REQUIREMENTS:
Copy the data below verbatim, reproducing every line.

**********

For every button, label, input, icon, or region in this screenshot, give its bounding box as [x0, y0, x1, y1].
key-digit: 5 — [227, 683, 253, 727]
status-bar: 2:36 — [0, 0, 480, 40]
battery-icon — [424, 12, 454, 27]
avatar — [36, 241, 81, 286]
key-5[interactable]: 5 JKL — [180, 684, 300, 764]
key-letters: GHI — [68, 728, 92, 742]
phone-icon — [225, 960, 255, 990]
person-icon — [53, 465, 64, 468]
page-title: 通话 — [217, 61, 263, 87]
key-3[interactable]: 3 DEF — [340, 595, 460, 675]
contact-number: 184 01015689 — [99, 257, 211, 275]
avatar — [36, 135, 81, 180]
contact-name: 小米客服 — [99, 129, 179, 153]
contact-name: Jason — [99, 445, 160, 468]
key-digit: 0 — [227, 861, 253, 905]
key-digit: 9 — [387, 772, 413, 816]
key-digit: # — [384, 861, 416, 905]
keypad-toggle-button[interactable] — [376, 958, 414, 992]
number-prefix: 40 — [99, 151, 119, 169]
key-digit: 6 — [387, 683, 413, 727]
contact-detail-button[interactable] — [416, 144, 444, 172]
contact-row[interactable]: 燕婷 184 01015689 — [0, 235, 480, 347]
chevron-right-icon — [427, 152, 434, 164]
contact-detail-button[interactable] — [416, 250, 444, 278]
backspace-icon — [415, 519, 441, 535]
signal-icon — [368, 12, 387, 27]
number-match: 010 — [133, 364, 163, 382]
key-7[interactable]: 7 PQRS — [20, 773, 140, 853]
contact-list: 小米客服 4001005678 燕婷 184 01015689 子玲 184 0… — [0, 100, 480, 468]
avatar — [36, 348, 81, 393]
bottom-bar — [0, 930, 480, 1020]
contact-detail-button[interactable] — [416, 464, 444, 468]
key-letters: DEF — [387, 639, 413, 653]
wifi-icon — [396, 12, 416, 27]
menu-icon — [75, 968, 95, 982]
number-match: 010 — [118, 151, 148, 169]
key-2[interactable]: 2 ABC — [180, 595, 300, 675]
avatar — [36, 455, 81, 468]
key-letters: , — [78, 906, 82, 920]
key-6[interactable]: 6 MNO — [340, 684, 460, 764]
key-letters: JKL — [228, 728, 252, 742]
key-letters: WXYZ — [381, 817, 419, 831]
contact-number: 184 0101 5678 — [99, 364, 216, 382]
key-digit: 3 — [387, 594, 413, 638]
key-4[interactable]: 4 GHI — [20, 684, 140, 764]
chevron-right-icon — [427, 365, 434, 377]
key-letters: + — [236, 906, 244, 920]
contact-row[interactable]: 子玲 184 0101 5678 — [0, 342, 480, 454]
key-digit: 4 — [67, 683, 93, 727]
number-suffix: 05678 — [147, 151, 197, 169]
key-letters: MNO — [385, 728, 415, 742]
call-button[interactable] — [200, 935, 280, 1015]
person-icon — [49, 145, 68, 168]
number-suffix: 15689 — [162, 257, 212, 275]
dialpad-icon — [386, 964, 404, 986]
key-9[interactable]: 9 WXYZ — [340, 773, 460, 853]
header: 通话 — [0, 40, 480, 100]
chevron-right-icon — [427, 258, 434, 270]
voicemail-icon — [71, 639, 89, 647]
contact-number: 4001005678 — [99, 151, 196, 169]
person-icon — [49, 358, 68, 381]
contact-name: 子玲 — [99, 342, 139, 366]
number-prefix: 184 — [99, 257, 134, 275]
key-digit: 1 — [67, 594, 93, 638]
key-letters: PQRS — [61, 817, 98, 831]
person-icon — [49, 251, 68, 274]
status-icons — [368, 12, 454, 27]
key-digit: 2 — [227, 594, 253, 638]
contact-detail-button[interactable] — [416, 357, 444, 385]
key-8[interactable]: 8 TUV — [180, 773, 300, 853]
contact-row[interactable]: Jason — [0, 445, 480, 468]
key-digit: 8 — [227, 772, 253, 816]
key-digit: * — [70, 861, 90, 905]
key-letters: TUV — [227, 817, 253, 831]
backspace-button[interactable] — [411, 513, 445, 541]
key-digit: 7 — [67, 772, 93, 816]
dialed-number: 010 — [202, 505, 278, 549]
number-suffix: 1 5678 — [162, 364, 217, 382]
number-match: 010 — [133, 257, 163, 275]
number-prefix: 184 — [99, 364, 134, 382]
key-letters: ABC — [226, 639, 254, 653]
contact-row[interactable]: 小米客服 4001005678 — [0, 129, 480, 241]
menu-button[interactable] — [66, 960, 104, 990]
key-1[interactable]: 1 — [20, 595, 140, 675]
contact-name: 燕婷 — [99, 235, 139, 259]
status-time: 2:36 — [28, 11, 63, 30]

**********

FINISHED EXERCISE:
For every button, label, input, icon, or region in this screenshot, give its bounding box as [x0, y0, x1, y1].
key-digit: 5 — [227, 683, 253, 727]
status-bar: 2:36 — [0, 0, 480, 40]
battery-icon — [424, 12, 454, 27]
avatar — [36, 241, 81, 286]
key-5[interactable]: 5 JKL — [180, 684, 300, 764]
key-letters: GHI — [68, 728, 92, 742]
phone-icon — [225, 960, 255, 990]
person-icon — [53, 465, 64, 468]
page-title: 通话 — [217, 61, 263, 87]
key-3[interactable]: 3 DEF — [340, 595, 460, 675]
contact-number: 184 01015689 — [99, 257, 211, 275]
avatar — [36, 135, 81, 180]
contact-name: 小米客服 — [99, 129, 179, 153]
contact-name: Jason — [99, 445, 160, 468]
key-digit: 0 — [227, 861, 253, 905]
key-digit: 9 — [387, 772, 413, 816]
key-digit: # — [384, 861, 416, 905]
keypad-toggle-button[interactable] — [376, 958, 414, 992]
number-prefix: 40 — [99, 151, 119, 169]
key-digit: 6 — [387, 683, 413, 727]
contact-detail-button[interactable] — [416, 144, 444, 172]
contact-row[interactable]: 燕婷 184 01015689 — [0, 235, 480, 347]
chevron-right-icon — [427, 152, 434, 164]
contact-detail-button[interactable] — [416, 250, 444, 278]
backspace-icon — [415, 519, 441, 535]
signal-icon — [368, 12, 387, 27]
number-match: 010 — [133, 364, 163, 382]
key-7[interactable]: 7 PQRS — [20, 773, 140, 853]
contact-list: 小米客服 4001005678 燕婷 184 01015689 子玲 184 0… — [0, 100, 480, 468]
avatar — [36, 348, 81, 393]
bottom-bar — [0, 930, 480, 1020]
contact-detail-button[interactable] — [416, 464, 444, 468]
key-letters: DEF — [387, 639, 413, 653]
wifi-icon — [396, 12, 416, 27]
menu-icon — [75, 968, 95, 982]
number-match: 010 — [118, 151, 148, 169]
key-2[interactable]: 2 ABC — [180, 595, 300, 675]
avatar — [36, 455, 81, 468]
key-letters: , — [78, 906, 82, 920]
key-6[interactable]: 6 MNO — [340, 684, 460, 764]
key-letters: JKL — [228, 728, 252, 742]
key-letters: WXYZ — [381, 817, 419, 831]
contact-number: 184 0101 5678 — [99, 364, 216, 382]
key-digit: 3 — [387, 594, 413, 638]
key-4[interactable]: 4 GHI — [20, 684, 140, 764]
chevron-right-icon — [427, 365, 434, 377]
key-letters: + — [236, 906, 244, 920]
contact-row[interactable]: 子玲 184 0101 5678 — [0, 342, 480, 454]
key-digit: 4 — [67, 683, 93, 727]
number-suffix: 05678 — [147, 151, 197, 169]
key-letters: MNO — [385, 728, 415, 742]
call-button[interactable] — [200, 935, 280, 1015]
person-icon — [49, 145, 68, 168]
number-suffix: 15689 — [162, 257, 212, 275]
dialpad-icon — [386, 964, 404, 986]
key-9[interactable]: 9 WXYZ — [340, 773, 460, 853]
header: 通话 — [0, 40, 480, 100]
chevron-right-icon — [427, 258, 434, 270]
voicemail-icon — [71, 639, 89, 647]
contact-number: 4001005678 — [99, 151, 196, 169]
person-icon — [49, 358, 68, 381]
contact-name: 子玲 — [99, 342, 139, 366]
number-prefix: 184 — [99, 257, 134, 275]
key-digit: 1 — [67, 594, 93, 638]
key-letters: PQRS — [61, 817, 98, 831]
person-icon — [49, 251, 68, 274]
status-icons — [368, 12, 454, 27]
key-digit: 2 — [227, 594, 253, 638]
contact-detail-button[interactable] — [416, 357, 444, 385]
key-8[interactable]: 8 TUV — [180, 773, 300, 853]
contact-row[interactable]: Jason — [0, 445, 480, 468]
key-digit: 8 — [227, 772, 253, 816]
key-digit: * — [70, 861, 90, 905]
key-letters: TUV — [227, 817, 253, 831]
backspace-button[interactable] — [411, 513, 445, 541]
key-digit: 7 — [67, 772, 93, 816]
dialed-number: 010 — [202, 505, 278, 549]
number-suffix: 1 5678 — [162, 364, 217, 382]
number-match: 010 — [133, 257, 163, 275]
number-prefix: 184 — [99, 364, 134, 382]
key-letters: ABC — [226, 639, 254, 653]
contact-row[interactable]: 小米客服 4001005678 — [0, 129, 480, 241]
menu-button[interactable] — [66, 960, 104, 990]
key-1[interactable]: 1 — [20, 595, 140, 675]
contact-name: 燕婷 — [99, 235, 139, 259]
status-time: 2:36 — [28, 11, 63, 30]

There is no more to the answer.